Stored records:
⁂
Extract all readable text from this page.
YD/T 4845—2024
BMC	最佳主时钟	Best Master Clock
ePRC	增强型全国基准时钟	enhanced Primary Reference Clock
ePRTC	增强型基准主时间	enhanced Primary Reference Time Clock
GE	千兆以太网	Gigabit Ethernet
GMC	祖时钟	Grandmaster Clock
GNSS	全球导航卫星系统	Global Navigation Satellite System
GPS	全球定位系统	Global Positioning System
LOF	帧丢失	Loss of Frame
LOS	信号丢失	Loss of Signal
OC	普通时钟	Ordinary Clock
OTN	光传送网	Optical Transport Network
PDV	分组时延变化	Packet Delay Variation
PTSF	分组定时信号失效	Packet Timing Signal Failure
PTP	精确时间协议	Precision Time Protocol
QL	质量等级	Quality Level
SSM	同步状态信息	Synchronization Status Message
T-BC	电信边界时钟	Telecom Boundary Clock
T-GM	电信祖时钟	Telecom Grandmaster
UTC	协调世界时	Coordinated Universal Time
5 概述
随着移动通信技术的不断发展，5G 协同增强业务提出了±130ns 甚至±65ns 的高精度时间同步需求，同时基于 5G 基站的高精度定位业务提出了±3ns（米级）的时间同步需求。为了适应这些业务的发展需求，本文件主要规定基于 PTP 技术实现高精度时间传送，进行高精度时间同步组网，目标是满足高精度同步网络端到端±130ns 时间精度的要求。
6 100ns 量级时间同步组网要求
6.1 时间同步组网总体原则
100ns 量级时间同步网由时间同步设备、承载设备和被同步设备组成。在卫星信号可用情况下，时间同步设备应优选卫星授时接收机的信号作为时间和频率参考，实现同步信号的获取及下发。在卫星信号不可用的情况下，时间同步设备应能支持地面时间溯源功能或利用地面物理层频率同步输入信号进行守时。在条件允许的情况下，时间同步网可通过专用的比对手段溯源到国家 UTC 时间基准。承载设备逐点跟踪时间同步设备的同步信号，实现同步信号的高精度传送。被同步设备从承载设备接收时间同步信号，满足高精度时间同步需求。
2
⁂
# Objective:
Return every record above exactly as it appears.

# Complete response:
Extract all readable text from this page.
YD/T 4845—2024
BMC	最佳主时钟	Best Master Clock
ePRC	增强型全国基准时钟	enhanced Primary Reference Clock
ePRTC	增强型基准主时间	enhanced Primary Reference Time Clock
GE	千兆以太网	Gigabit Ethernet
GMC	祖时钟	Grandmaster Clock
GNSS	全球导航卫星系统	Global Navigation Satellite System
GPS	全球定位系统	Global Positioning System
LOF	帧丢失	Loss of Frame
LOS	信号丢失	Loss of Signal
OC	普通时钟	Ordinary Clock
OTN	光传送网	Optical Transport Network
PDV	分组时延变化	Packet Delay Variation
PTSF	分组定时信号失效	Packet Timing Signal Failure
PTP	精确时间协议	Precision Time Protocol
QL	质量等级	Quality Level
SSM	同步状态信息	Synchronization Status Message
T-BC	电信边界时钟	Telecom Boundary Clock
T-GM	电信祖时钟	Telecom Grandmaster
UTC	协调世界时	Coordinated Universal Time
5 概述
随着移动通信技术的不断发展，5G 协同增强业务提出了±130ns 甚至±65ns 的高精度时间同步需求，同时基于 5G 基站的高精度定位业务提出了±3ns（米级）的时间同步需求。为了适应这些业务的发展需求，本文件主要规定基于 PTP 技术实现高精度时间传送，进行高精度时间同步组网，目标是满足高精度同步网络端到端±130ns 时间精度的要求。
6 100ns 量级时间同步组网要求
6.1 时间同步组网总体原则
100ns 量级时间同步网由时间同步设备、承载设备和被同步设备组成。在卫星信号可用情况下，时间同步设备应优选卫星授时接收机的信号作为时间和频率参考，实现同步信号的获取及下发。在卫星信号不可用的情况下，时间同步设备应能支持地面时间溯源功能或利用地面物理层频率同步输入信号进行守时。在条件允许的情况下，时间同步网可通过专用的比对手段溯源到国家 UTC 时间基准。承载设备逐点跟踪时间同步设备的同步信号，实现同步信号的高精度传送。被同步设备从承载设备接收时间同步信号，满足高精度时间同步需求。
2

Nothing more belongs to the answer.